**AVAILABLE RECORDS**.
+ + + +

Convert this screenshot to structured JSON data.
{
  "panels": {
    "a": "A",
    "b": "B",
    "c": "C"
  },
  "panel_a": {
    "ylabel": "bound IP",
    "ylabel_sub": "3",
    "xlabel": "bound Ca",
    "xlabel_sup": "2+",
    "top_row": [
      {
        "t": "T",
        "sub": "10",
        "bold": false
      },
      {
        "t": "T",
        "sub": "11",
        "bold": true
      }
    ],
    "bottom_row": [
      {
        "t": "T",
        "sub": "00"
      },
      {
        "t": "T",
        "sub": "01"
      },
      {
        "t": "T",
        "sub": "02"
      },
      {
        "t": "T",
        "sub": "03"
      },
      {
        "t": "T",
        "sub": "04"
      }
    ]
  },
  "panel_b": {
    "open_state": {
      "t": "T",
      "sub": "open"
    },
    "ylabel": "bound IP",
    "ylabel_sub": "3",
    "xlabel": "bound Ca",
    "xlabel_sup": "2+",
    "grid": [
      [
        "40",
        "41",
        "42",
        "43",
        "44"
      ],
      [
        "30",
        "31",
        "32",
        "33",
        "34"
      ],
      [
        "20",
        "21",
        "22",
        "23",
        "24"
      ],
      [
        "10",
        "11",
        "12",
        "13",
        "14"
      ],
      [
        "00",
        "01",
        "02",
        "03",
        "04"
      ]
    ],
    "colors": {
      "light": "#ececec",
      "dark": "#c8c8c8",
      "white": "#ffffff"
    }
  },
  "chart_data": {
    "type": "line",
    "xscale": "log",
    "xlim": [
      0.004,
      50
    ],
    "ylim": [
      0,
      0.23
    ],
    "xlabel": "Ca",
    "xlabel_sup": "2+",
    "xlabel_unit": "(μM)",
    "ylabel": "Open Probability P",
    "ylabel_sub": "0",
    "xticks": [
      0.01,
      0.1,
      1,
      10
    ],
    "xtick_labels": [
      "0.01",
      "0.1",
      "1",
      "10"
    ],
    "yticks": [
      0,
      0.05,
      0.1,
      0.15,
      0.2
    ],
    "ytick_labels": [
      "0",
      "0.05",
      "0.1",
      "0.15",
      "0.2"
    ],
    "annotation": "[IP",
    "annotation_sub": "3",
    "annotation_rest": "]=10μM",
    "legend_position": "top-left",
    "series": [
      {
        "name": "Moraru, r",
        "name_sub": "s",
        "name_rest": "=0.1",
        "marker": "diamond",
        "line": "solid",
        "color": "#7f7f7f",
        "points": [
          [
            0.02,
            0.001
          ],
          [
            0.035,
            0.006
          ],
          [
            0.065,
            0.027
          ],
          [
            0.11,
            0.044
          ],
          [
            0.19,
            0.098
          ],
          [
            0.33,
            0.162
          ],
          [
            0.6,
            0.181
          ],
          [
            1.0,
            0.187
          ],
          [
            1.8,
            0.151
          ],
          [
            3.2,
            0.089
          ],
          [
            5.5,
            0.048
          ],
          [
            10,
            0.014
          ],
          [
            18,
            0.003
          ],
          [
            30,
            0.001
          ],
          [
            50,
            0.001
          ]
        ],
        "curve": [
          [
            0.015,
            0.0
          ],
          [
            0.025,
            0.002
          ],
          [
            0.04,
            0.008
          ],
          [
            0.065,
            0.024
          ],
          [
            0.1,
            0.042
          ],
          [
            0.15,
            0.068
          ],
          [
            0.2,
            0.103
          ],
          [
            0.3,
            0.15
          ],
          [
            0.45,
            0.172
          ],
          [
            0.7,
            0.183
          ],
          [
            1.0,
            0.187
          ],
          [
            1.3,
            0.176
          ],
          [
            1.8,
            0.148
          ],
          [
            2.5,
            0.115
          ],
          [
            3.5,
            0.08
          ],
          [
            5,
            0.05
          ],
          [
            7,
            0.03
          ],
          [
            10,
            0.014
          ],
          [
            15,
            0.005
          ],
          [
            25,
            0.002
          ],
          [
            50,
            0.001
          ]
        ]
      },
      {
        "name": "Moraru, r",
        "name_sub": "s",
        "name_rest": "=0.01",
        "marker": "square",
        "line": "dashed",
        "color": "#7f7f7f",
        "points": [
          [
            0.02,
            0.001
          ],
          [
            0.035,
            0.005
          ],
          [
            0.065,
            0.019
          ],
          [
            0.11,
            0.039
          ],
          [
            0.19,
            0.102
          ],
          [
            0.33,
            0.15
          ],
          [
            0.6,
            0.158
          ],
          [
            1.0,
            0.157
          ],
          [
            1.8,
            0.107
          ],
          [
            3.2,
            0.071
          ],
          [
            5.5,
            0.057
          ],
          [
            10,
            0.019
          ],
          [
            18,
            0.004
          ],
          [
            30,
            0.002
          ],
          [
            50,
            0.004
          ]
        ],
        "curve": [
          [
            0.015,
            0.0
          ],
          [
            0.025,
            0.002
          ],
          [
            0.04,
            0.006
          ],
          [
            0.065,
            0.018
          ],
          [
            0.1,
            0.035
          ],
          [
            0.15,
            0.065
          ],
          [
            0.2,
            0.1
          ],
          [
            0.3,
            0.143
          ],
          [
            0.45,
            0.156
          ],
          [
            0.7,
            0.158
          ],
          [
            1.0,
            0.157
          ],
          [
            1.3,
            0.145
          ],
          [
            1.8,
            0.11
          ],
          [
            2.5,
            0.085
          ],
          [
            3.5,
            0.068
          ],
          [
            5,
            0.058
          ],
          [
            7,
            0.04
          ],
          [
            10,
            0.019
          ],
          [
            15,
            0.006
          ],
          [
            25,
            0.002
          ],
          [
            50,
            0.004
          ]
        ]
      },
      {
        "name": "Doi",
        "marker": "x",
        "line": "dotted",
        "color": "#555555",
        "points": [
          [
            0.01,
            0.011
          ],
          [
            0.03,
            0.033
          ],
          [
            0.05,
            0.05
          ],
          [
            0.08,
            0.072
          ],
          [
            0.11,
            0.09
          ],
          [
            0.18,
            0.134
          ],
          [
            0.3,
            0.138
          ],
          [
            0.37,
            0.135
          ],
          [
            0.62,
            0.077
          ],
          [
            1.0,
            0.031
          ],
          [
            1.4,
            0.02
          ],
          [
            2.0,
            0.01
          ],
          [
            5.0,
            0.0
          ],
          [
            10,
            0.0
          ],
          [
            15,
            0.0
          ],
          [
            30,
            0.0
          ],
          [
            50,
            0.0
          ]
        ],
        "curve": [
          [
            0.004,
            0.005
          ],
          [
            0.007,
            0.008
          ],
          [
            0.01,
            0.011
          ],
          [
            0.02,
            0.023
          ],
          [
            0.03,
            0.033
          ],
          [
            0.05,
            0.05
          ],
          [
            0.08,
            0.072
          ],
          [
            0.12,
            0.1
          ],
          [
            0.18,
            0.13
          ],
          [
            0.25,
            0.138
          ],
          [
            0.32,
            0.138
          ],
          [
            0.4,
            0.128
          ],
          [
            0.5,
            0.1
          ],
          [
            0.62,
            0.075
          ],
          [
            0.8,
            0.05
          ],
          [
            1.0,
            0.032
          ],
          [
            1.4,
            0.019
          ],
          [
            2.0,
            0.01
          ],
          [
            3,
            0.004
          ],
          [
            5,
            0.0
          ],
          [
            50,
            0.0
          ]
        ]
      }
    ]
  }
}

+ + + +

Write out all the entries exactly.

**WRITTEN RESPONSE**.
Convert this screenshot to structured JSON data.
{
  "panels": {
    "a": "A",
    "b": "B",
    "c": "C"
  },
  "panel_a": {
    "ylabel": "bound IP",
    "ylabel_sub": "3",
    "xlabel": "bound Ca",
    "xlabel_sup": "2+",
    "top_row": [
      {
        "t": "T",
        "sub": "10",
        "bold": false
      },
      {
        "t": "T",
        "sub": "11",
        "bold": true
      }
    ],
    "bottom_row": [
      {
        "t": "T",
        "sub": "00"
      },
      {
        "t": "T",
        "sub": "01"
      },
      {
        "t": "T",
        "sub": "02"
      },
      {
        "t": "T",
        "sub": "03"
      },
      {
        "t": "T",
        "sub": "04"
      }
    ]
  },
  "panel_b": {
    "open_state": {
      "t": "T",
      "sub": "open"
    },
    "ylabel": "bound IP",
    "ylabel_sub": "3",
    "xlabel": "bound Ca",
    "xlabel_sup": "2+",
    "grid": [
      [
        "40",
        "41",
        "42",
        "43",
        "44"
      ],
      [
        "30",
        "31",
        "32",
        "33",
        "34"
      ],
      [
        "20",
        "21",
        "22",
        "23",
        "24"
      ],
      [
        "10",
        "11",
        "12",
        "13",
        "14"
      ],
      [
        "00",
        "01",
        "02",
        "03",
        "04"
      ]
    ],
    "colors": {
      "light": "#ececec",
      "dark": "#c8c8c8",
      "white": "#ffffff"
    }
  },
  "chart_data": {
    "type": "line",
    "xscale": "log",
    "xlim": [
      0.004,
      50
    ],
    "ylim": [
      0,
      0.23
    ],
    "xlabel": "Ca",
    "xlabel_sup": "2+",
    "xlabel_unit": "(μM)",
    "ylabel": "Open Probability P",
    "ylabel_sub": "0",
    "xticks": [
      0.01,
      0.1,
      1,
      10
    ],
    "xtick_labels": [
      "0.01",
      "0.1",
      "1",
      "10"
    ],
    "yticks": [
      0,
      0.05,
      0.1,
      0.15,
      0.2
    ],
    "ytick_labels": [
      "0",
      "0.05",
      "0.1",
      "0.15",
      "0.2"
    ],
    "annotation": "[IP",
    "annotation_sub": "3",
    "annotation_rest": "]=10μM",
    "legend_position": "top-left",
    "series": [
      {
        "name": "Moraru, r",
        "name_sub": "s",
        "name_rest": "=0.1",
        "marker": "diamond",
        "line": "solid",
        "color": "#7f7f7f",
        "points": [
          [
            0.02,
            0.001
          ],
          [
            0.035,
            0.006
          ],
          [
            0.065,
            0.027
          ],
          [
            0.11,
            0.044
          ],
          [
            0.19,
            0.098
          ],
          [
            0.33,
            0.162
          ],
          [
            0.6,
            0.181
          ],
          [
            1.0,
            0.187
          ],
          [
            1.8,
            0.151
          ],
          [
            3.2,
            0.089
          ],
          [
            5.5,
            0.048
          ],
          [
            10,
            0.014
          ],
          [
            18,
            0.003
          ],
          [
            30,
            0.001
          ],
          [
            50,
            0.001
          ]
        ],
        "curve": [
          [
            0.015,
            0.0
          ],
          [
            0.025,
            0.002
          ],
          [
            0.04,
            0.008
          ],
          [
            0.065,
            0.024
          ],
          [
            0.1,
            0.042
          ],
          [
            0.15,
            0.068
          ],
          [
            0.2,
            0.103
          ],
          [
            0.3,
            0.15
          ],
          [
            0.45,
            0.172
          ],
          [
            0.7,
            0.183
          ],
          [
            1.0,
            0.187
          ],
          [
            1.3,
            0.176
          ],
          [
            1.8,
            0.148
          ],
          [
            2.5,
            0.115
          ],
          [
            3.5,
            0.08
          ],
          [
            5,
            0.05
          ],
          [
            7,
            0.03
          ],
          [
            10,
            0.014
          ],
          [
            15,
            0.005
          ],
          [
            25,
            0.002
          ],
          [
            50,
            0.001
          ]
        ]
      },
      {
        "name": "Moraru, r",
        "name_sub": "s",
        "name_rest": "=0.01",
        "marker": "square",
        "line": "dashed",
        "color": "#7f7f7f",
        "points": [
          [
            0.02,
            0.001
          ],
          [
            0.035,
            0.005
          ],
          [
            0.065,
            0.019
          ],
          [
            0.11,
            0.039
          ],
          [
            0.19,
            0.102
          ],
          [
            0.33,
            0.15
          ],
          [
            0.6,
            0.158
          ],
          [
            1.0,
            0.157
          ],
          [
            1.8,
            0.107
          ],
          [
            3.2,
            0.071
          ],
          [
            5.5,
            0.057
          ],
          [
            10,
            0.019
          ],
          [
            18,
            0.004
          ],
          [
            30,
            0.002
          ],
          [
            50,
            0.004
          ]
        ],
        "curve": [
          [
            0.015,
            0.0
          ],
          [
            0.025,
            0.002
          ],
          [
            0.04,
            0.006
          ],
          [
            0.065,
            0.018
          ],
          [
            0.1,
            0.035
          ],
          [
            0.15,
            0.065
          ],
          [
            0.2,
            0.1
          ],
          [
            0.3,
            0.143
          ],
          [
            0.45,
            0.156
          ],
          [
            0.7,
            0.158
          ],
          [
            1.0,
            0.157
          ],
          [
            1.3,
            0.145
          ],
          [
            1.8,
            0.11
          ],
          [
            2.5,
            0.085
          ],
          [
            3.5,
            0.068
          ],
          [
            5,
            0.058
          ],
          [
            7,
            0.04
          ],
          [
            10,
            0.019
          ],
          [
            15,
            0.006
          ],
          [
            25,
            0.002
          ],
          [
            50,
            0.004
          ]
        ]
      },
      {
        "name": "Doi",
        "marker": "x",
        "line": "dotted",
        "color": "#555555",
        "points": [
          [
            0.01,
            0.011
          ],
          [
            0.03,
            0.033
          ],
          [
            0.05,
            0.05
          ],
          [
            0.08,
            0.072
          ],
          [
            0.11,
            0.09
          ],
          [
            0.18,
            0.134
          ],
          [
            0.3,
            0.138
          ],
          [
            0.37,
            0.135
          ],
          [
            0.62,
            0.077
          ],
          [
            1.0,
            0.031
          ],
          [
            1.4,
            0.02
          ],
          [
            2.0,
            0.01
          ],
          [
            5.0,
            0.0
          ],
          [
            10,
            0.0
          ],
          [
            15,
            0.0
          ],
          [
            30,
            0.0
          ],
          [
            50,
            0.0
          ]
        ],
        "curve": [
          [
            0.004,
            0.005
          ],
          [
            0.007,
            0.008
          ],
          [
            0.01,
            0.011
          ],
          [
            0.02,
            0.023
          ],
          [
            0.03,
            0.033
          ],
          [
            0.05,
            0.05
          ],
          [
            0.08,
            0.072
          ],
          [
            0.12,
            0.1
          ],
          [
            0.18,
            0.13
          ],
          [
            0.25,
            0.138
          ],
          [
            0.32,
            0.138
          ],
          [
            0.4,
            0.128
          ],
          [
            0.5,
            0.1
          ],
          [
            0.62,
            0.075
          ],
          [
            0.8,
            0.05
          ],
          [
            1.0,
            0.032
          ],
          [
            1.4,
            0.019
          ],
          [
            2.0,
            0.01
          ],
          [
            3,
            0.004
          ],
          [
            5,
            0.0
          ],
          [
            50,
            0.0
          ]
        ]
      }
    ]
  }
}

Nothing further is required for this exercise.